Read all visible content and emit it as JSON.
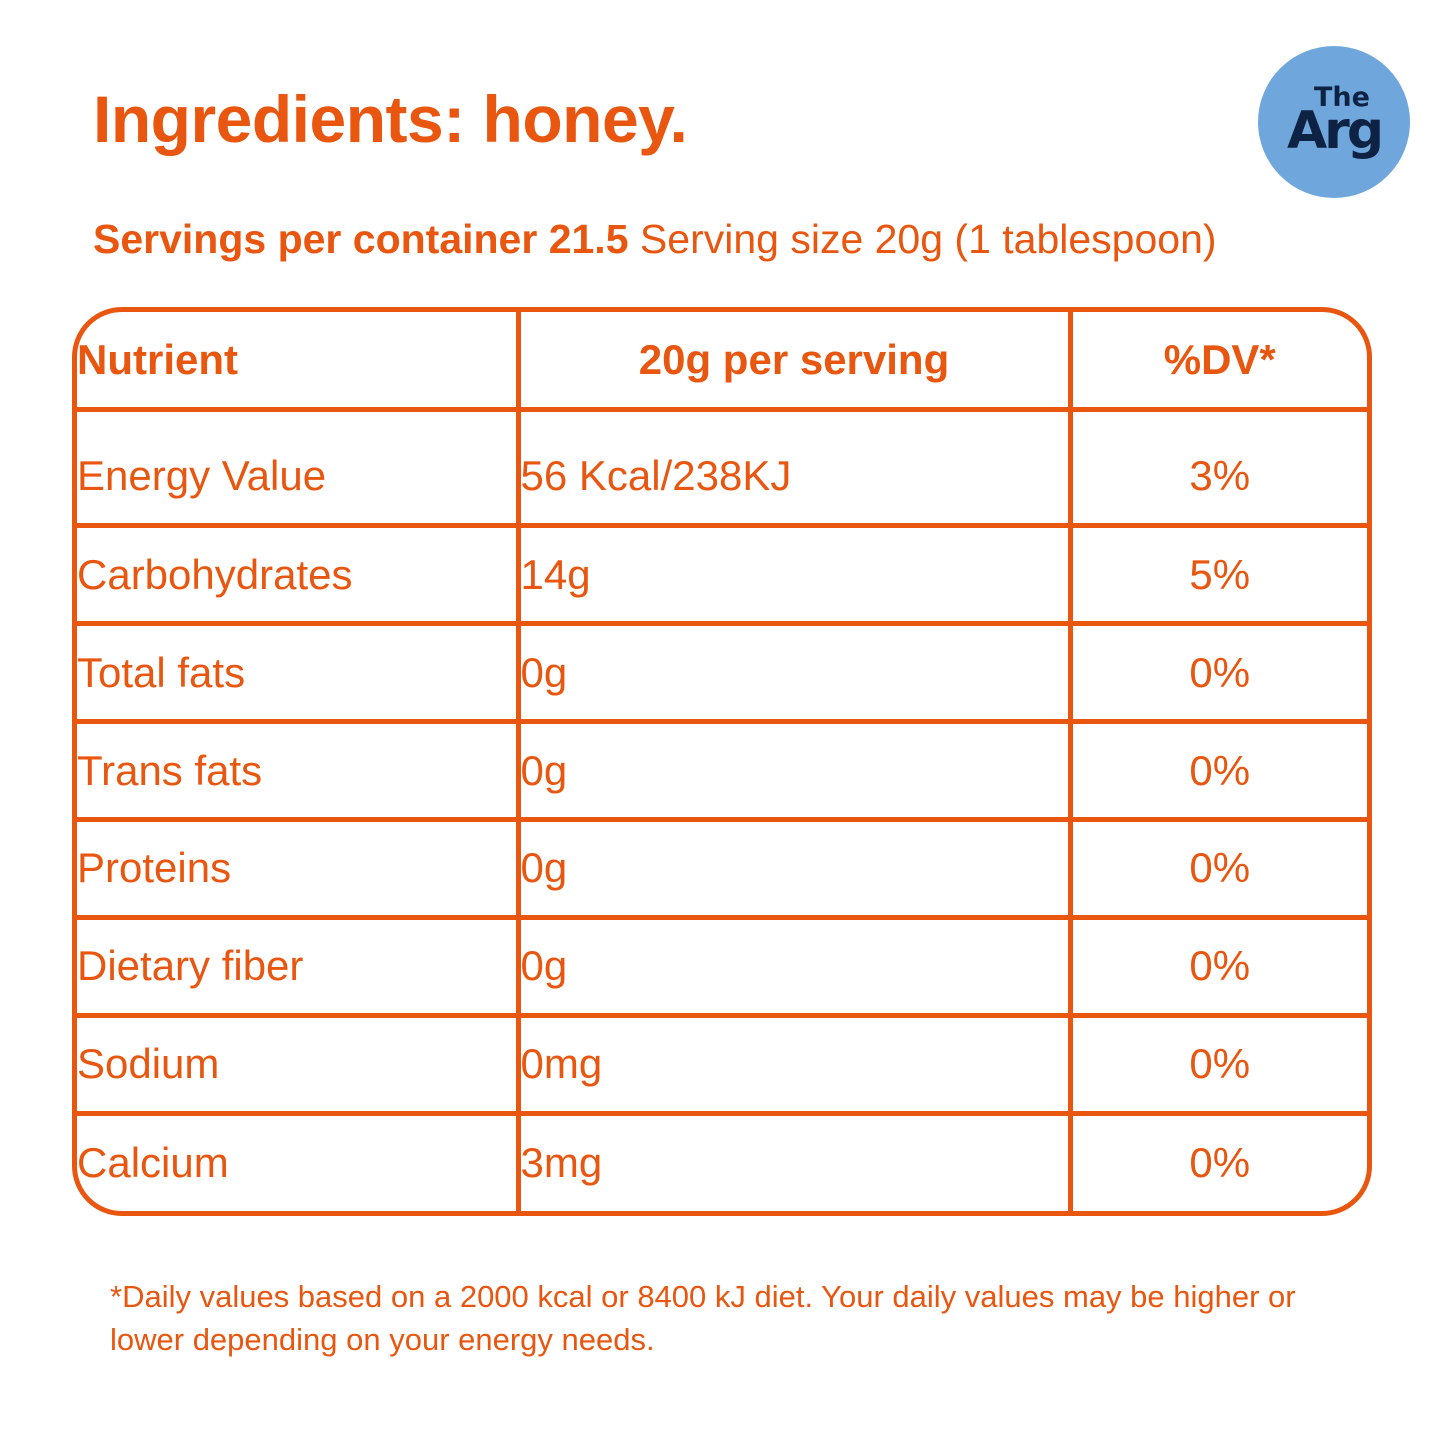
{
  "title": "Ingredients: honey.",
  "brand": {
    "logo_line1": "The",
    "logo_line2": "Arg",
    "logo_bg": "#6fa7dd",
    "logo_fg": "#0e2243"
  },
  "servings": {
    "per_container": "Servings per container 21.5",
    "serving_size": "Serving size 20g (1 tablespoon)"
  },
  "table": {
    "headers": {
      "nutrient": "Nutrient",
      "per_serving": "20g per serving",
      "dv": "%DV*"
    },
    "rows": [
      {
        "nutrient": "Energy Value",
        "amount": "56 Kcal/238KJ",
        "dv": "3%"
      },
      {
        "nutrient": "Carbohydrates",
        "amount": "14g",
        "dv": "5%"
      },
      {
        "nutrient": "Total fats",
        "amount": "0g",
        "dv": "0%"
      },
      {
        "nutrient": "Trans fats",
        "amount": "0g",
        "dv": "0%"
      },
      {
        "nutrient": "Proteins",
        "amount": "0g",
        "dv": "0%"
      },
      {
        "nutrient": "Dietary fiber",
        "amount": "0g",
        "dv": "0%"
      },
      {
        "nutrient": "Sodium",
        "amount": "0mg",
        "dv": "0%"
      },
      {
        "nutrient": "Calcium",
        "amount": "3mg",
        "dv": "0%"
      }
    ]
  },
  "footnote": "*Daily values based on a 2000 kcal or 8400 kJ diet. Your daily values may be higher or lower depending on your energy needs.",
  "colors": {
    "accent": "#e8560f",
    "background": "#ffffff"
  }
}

____________

• About this exercise: Please print every record above exactly, but leave the pictures out.

• Solved problem:
Read all visible content and emit it as JSON.
{
  "title": "Ingredients: honey.",
  "brand": {
    "logo_line1": "The",
    "logo_line2": "Arg",
    "logo_bg": "#6fa7dd",
    "logo_fg": "#0e2243"
  },
  "servings": {
    "per_container": "Servings per container 21.5",
    "serving_size": "Serving size 20g (1 tablespoon)"
  },
  "table": {
    "headers": {
      "nutrient": "Nutrient",
      "per_serving": "20g per serving",
      "dv": "%DV*"
    },
    "rows": [
      {
        "nutrient": "Energy Value",
        "amount": "56 Kcal/238KJ",
        "dv": "3%"
      },
      {
        "nutrient": "Carbohydrates",
        "amount": "14g",
        "dv": "5%"
      },
      {
        "nutrient": "Total fats",
        "amount": "0g",
        "dv": "0%"
      },
      {
        "nutrient": "Trans fats",
        "amount": "0g",
        "dv": "0%"
      },
      {
        "nutrient": "Proteins",
        "amount": "0g",
        "dv": "0%"
      },
      {
        "nutrient": "Dietary fiber",
        "amount": "0g",
        "dv": "0%"
      },
      {
        "nutrient": "Sodium",
        "amount": "0mg",
        "dv": "0%"
      },
      {
        "nutrient": "Calcium",
        "amount": "3mg",
        "dv": "0%"
      }
    ]
  },
  "footnote": "*Daily values based on a 2000 kcal or 8400 kJ diet. Your daily values may be higher or lower depending on your energy needs.",
  "colors": {
    "accent": "#e8560f",
    "background": "#ffffff"
  }
}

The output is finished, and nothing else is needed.